Challenge
Collect from the data below each line with "JSON".

= = = = = = =

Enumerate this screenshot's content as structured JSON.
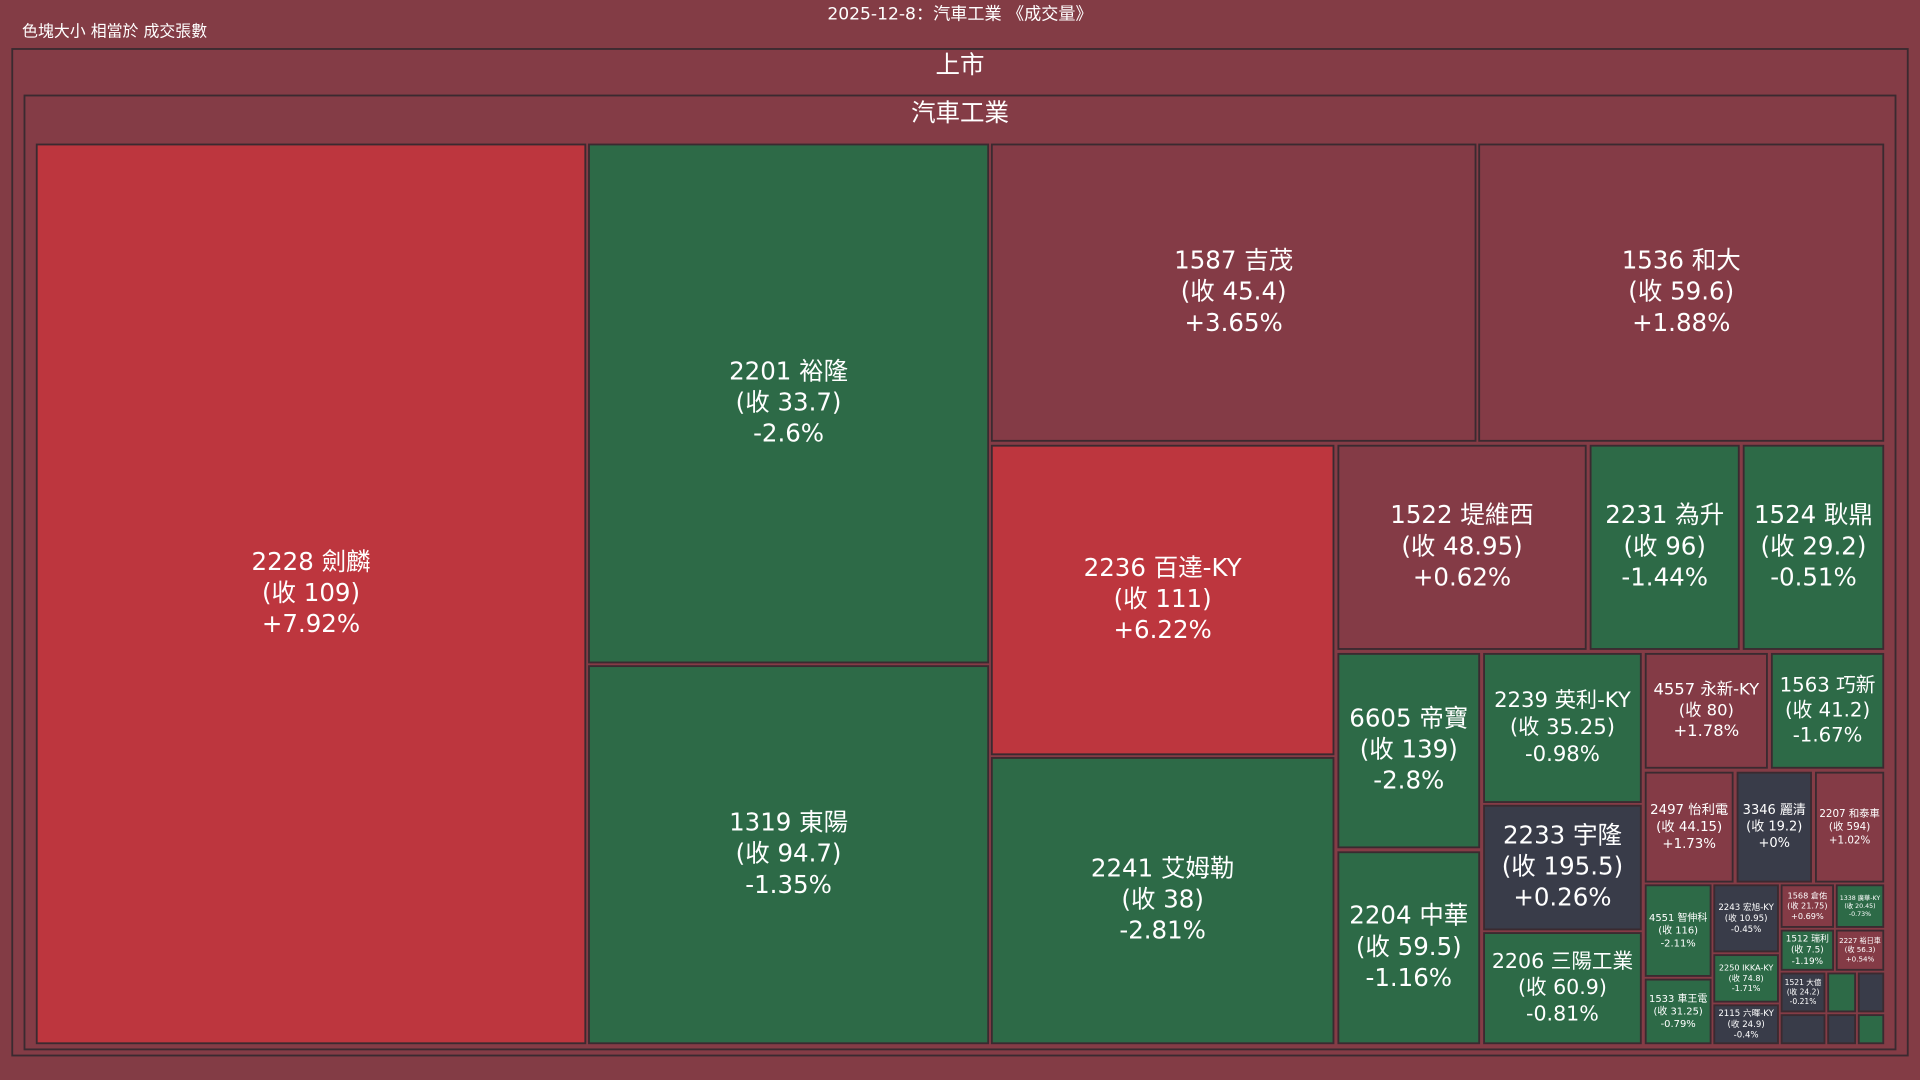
{
  "header": {
    "title": "2025-12-8：汽車工業 《成交量》",
    "note": "色塊大小 相當於 成交張數"
  },
  "market": "上市",
  "sector": "汽車工業",
  "tiles": [
    {
      "name": "2228 劍麟",
      "close": "(收 109)",
      "change": "+7.92%",
      "color": "#bd363e"
    },
    {
      "name": "2201 裕隆",
      "close": "(收 33.7)",
      "change": "-2.6%",
      "color": "#2d6a47"
    },
    {
      "name": "1319 東陽",
      "close": "(收 94.7)",
      "change": "-1.35%",
      "color": "#2d6a47"
    },
    {
      "name": "1587 吉茂",
      "close": "(收 45.4)",
      "change": "+3.65%",
      "color": "#843b46"
    },
    {
      "name": "1536 和大",
      "close": "(收 59.6)",
      "change": "+1.88%",
      "color": "#843b46"
    },
    {
      "name": "2236 百達-KY",
      "close": "(收 111)",
      "change": "+6.22%",
      "color": "#bd363e"
    },
    {
      "name": "2241 艾姆勒",
      "close": "(收 38)",
      "change": "-2.81%",
      "color": "#2d6a47"
    },
    {
      "name": "1522 堤維西",
      "close": "(收 48.95)",
      "change": "+0.62%",
      "color": "#843b46"
    },
    {
      "name": "2231 為升",
      "close": "(收 96)",
      "change": "-1.44%",
      "color": "#2d6a47"
    },
    {
      "name": "1524 耿鼎",
      "close": "(收 29.2)",
      "change": "-0.51%",
      "color": "#2d6a47"
    },
    {
      "name": "6605 帝寶",
      "close": "(收 139)",
      "change": "-2.8%",
      "color": "#2d6a47"
    },
    {
      "name": "2204 中華",
      "close": "(收 59.5)",
      "change": "-1.16%",
      "color": "#2d6a47"
    },
    {
      "name": "2239 英利-KY",
      "close": "(收 35.25)",
      "change": "-0.98%",
      "color": "#2d6a47"
    },
    {
      "name": "2233 宇隆",
      "close": "(收 195.5)",
      "change": "+0.26%",
      "color": "#393c49"
    },
    {
      "name": "2206 三陽工業",
      "close": "(收 60.9)",
      "change": "-0.81%",
      "color": "#2d6a47"
    },
    {
      "name": "4557 永新-KY",
      "close": "(收 80)",
      "change": "+1.78%",
      "color": "#843b46"
    },
    {
      "name": "1563 巧新",
      "close": "(收 41.2)",
      "change": "-1.67%",
      "color": "#2d6a47"
    },
    {
      "name": "2497 怡利電",
      "close": "(收 44.15)",
      "change": "+1.73%",
      "color": "#843b46"
    },
    {
      "name": "3346 麗清",
      "close": "(收 19.2)",
      "change": "+0%",
      "color": "#393c49"
    },
    {
      "name": "2207 和泰車",
      "close": "(收 594)",
      "change": "+1.02%",
      "color": "#843b46"
    },
    {
      "name": "4551 智伸科",
      "close": "(收 116)",
      "change": "-2.11%",
      "color": "#2d6a47"
    },
    {
      "name": "1533 車王電",
      "close": "(收 31.25)",
      "change": "-0.79%",
      "color": "#2d6a47"
    },
    {
      "name": "2243 宏旭-KY",
      "close": "(收 10.95)",
      "change": "-0.45%",
      "color": "#393c49"
    },
    {
      "name": "2250 IKKA-KY",
      "close": "(收 74.8)",
      "change": "-1.71%",
      "color": "#2d6a47"
    },
    {
      "name": "2115 六暉-KY",
      "close": "(收 24.9)",
      "change": "-0.4%",
      "color": "#393c49"
    },
    {
      "name": "1568 倉佑",
      "close": "(收 21.75)",
      "change": "+0.69%",
      "color": "#843b46"
    },
    {
      "name": "1338 廣華-KY",
      "close": "(收 20.45)",
      "change": "-0.73%",
      "color": "#2d6a47"
    },
    {
      "name": "1512 瑞利",
      "close": "(收 7.5)",
      "change": "-1.19%",
      "color": "#2d6a47"
    },
    {
      "name": "2227 裕日車",
      "close": "(收 56.3)",
      "change": "+0.54%",
      "color": "#843b46"
    },
    {
      "name": "1521 大億",
      "close": "(收 24.2)",
      "change": "-0.21%",
      "color": "#393c49"
    }
  ]
}
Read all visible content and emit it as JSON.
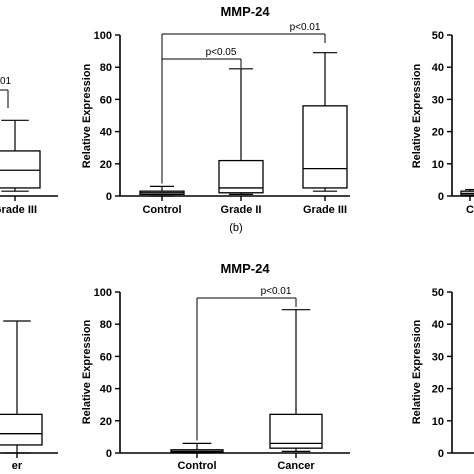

= = = = = = =

Exercise answer
Enumerate this screenshot's content as structured JSON.
Read all visible content and emit it as JSON.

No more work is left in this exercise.